-- Directive --
Copy each line where the word "диагонали" occurs.

-- Records for the task --
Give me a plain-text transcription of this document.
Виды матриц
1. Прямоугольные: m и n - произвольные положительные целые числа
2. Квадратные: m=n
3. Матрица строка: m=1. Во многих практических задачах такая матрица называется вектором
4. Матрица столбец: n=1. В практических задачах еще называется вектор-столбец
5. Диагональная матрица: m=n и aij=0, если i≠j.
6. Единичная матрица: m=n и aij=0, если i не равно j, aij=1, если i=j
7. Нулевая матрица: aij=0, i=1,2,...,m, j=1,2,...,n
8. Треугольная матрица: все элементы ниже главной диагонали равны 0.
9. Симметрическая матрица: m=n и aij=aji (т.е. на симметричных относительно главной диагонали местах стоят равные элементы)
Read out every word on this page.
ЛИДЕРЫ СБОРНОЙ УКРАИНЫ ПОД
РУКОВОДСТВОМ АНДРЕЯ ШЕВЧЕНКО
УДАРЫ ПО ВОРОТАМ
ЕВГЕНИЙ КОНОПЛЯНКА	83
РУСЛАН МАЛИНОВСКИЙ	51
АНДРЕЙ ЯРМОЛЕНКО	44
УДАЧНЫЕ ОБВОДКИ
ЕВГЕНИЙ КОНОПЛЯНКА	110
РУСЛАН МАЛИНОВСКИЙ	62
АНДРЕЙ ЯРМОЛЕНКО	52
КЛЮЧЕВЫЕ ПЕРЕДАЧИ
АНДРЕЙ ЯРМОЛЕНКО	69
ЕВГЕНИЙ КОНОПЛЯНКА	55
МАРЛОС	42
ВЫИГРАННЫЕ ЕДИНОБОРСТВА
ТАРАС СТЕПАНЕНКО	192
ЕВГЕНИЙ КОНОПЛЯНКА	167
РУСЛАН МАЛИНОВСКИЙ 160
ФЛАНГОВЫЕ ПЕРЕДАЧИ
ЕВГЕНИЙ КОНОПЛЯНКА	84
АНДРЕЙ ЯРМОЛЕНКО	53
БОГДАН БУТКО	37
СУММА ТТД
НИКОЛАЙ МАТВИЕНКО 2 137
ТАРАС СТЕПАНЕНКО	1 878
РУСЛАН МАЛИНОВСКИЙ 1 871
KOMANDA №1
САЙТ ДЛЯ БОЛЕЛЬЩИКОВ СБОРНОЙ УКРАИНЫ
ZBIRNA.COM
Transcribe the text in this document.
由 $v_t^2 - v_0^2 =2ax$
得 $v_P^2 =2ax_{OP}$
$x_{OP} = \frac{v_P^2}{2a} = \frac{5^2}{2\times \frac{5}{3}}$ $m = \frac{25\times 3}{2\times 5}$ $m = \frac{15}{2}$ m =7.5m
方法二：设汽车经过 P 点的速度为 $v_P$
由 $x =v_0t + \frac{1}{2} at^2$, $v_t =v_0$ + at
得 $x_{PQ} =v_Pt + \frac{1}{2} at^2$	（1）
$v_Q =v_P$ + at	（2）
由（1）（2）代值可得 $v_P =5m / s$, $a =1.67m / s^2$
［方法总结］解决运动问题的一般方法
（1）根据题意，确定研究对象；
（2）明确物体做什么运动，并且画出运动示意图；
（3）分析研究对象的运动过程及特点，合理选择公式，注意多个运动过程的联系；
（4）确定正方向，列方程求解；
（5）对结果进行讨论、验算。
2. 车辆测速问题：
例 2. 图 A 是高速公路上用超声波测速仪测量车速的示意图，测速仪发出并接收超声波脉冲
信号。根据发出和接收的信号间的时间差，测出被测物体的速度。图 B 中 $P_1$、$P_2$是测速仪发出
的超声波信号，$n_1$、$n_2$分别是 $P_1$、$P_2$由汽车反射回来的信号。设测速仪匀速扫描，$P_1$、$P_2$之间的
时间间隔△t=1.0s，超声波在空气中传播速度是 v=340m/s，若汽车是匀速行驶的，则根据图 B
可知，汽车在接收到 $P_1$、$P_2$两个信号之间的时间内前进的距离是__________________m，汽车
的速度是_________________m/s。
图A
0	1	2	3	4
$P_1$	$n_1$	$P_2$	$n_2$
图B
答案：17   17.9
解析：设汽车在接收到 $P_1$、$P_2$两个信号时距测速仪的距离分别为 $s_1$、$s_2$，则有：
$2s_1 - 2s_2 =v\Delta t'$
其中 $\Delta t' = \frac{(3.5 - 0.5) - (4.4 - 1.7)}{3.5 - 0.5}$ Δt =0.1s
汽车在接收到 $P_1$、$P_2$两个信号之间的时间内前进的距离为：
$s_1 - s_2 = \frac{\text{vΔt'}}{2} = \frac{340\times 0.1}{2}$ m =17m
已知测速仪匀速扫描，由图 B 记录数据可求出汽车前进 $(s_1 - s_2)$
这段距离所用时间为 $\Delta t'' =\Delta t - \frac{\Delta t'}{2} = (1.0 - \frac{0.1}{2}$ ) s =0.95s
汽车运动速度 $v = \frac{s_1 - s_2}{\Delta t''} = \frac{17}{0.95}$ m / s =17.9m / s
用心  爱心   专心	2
==
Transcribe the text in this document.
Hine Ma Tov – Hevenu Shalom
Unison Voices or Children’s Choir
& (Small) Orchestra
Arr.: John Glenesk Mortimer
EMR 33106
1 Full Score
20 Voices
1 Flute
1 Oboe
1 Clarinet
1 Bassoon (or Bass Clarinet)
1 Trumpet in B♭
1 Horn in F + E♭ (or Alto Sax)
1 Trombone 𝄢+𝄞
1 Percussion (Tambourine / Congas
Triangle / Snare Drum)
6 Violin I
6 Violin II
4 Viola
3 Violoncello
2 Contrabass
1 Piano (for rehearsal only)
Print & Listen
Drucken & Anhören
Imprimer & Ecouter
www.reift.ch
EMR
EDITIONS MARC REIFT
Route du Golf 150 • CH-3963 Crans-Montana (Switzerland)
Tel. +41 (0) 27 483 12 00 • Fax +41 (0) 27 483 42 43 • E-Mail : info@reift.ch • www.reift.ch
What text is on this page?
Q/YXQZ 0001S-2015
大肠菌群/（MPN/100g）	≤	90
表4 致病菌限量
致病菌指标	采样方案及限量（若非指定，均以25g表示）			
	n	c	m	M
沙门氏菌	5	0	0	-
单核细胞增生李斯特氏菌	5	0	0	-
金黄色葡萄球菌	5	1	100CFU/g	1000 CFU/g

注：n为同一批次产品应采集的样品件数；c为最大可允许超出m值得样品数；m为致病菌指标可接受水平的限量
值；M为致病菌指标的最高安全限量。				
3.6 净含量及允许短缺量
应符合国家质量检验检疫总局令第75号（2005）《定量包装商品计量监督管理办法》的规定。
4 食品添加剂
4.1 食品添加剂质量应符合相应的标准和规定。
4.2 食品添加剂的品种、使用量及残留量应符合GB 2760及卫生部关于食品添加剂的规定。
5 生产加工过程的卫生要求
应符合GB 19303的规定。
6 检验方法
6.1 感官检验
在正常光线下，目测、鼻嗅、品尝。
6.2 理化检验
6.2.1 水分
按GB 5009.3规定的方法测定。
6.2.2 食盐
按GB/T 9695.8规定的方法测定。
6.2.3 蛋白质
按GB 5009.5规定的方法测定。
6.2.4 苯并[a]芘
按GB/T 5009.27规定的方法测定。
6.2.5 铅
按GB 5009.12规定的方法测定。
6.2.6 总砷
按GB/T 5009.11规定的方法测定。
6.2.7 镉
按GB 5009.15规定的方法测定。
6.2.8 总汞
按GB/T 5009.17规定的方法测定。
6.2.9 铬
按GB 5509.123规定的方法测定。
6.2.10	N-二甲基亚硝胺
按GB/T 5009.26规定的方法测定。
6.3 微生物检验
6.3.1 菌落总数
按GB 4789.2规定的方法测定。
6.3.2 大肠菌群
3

-- Completed exercise --
8. Треугольная матрица: все элементы ниже главной диагонали равны 0.
9. Симметрическая матрица: m=n и aij=aji (т.е. на симметричных относительно главной диагонали местах стоят равные элементы)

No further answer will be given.